→ Exercise inputs
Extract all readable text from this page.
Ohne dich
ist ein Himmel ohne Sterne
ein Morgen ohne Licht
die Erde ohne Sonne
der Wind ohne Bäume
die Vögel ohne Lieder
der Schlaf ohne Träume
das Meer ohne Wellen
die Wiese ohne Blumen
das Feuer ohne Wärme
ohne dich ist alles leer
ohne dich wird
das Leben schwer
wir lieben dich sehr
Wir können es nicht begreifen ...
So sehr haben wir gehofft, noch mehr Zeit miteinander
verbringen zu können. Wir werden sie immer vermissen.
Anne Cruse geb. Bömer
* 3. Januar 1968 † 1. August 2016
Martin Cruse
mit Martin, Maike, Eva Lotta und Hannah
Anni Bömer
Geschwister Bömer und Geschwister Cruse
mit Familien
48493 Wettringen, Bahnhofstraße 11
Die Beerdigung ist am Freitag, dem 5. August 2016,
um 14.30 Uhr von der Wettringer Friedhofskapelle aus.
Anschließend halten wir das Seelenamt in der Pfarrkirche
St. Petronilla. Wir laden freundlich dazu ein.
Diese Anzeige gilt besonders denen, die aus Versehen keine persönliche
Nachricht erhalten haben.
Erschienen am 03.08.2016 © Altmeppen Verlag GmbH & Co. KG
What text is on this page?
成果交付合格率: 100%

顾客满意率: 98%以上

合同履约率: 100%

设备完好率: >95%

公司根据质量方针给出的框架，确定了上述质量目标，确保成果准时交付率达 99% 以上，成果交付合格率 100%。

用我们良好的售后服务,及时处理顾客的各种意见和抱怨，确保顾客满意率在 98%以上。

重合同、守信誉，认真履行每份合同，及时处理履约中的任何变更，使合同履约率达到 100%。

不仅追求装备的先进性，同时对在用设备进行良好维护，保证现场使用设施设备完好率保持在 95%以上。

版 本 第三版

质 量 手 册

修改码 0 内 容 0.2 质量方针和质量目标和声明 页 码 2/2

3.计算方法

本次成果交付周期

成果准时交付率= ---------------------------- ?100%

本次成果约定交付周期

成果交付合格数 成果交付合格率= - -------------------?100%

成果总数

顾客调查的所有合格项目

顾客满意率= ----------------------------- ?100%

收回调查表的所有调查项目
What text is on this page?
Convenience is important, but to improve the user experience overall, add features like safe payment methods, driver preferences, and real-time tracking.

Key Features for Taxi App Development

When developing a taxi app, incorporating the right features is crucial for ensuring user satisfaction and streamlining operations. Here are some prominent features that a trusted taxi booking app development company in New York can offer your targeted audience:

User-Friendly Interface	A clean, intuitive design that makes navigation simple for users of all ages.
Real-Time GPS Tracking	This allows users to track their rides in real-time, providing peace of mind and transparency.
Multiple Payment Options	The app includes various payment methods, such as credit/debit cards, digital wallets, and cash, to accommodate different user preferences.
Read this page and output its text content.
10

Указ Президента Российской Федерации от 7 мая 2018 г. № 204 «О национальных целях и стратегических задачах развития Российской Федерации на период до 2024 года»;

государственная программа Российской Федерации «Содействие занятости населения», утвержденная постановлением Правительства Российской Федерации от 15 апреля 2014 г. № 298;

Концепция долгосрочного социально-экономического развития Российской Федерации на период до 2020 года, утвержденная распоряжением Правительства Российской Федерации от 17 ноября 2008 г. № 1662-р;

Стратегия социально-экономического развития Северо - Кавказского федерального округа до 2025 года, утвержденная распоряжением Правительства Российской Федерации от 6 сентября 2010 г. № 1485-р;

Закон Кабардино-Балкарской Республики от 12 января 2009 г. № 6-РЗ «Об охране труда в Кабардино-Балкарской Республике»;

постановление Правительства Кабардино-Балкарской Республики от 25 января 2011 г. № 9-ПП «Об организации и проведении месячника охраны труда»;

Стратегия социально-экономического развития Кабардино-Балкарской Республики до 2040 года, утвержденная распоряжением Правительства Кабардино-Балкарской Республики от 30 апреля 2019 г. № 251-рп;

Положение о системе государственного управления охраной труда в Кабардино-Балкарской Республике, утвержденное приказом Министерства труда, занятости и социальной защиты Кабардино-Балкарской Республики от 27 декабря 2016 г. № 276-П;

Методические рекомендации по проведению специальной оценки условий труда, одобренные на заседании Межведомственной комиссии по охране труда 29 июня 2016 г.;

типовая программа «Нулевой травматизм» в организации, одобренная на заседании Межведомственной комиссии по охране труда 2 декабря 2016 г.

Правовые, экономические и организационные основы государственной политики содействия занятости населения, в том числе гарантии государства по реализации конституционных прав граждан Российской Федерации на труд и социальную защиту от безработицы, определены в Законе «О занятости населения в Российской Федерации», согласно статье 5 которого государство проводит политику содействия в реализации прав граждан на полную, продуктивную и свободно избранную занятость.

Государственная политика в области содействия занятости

→ Aim of the task
Find the string "text" in the listing and return every line that holds it.

→ Solved problem
Extract all readable text from this page.
What text is on this page?
What text is on this page?
Read this page and output its text content.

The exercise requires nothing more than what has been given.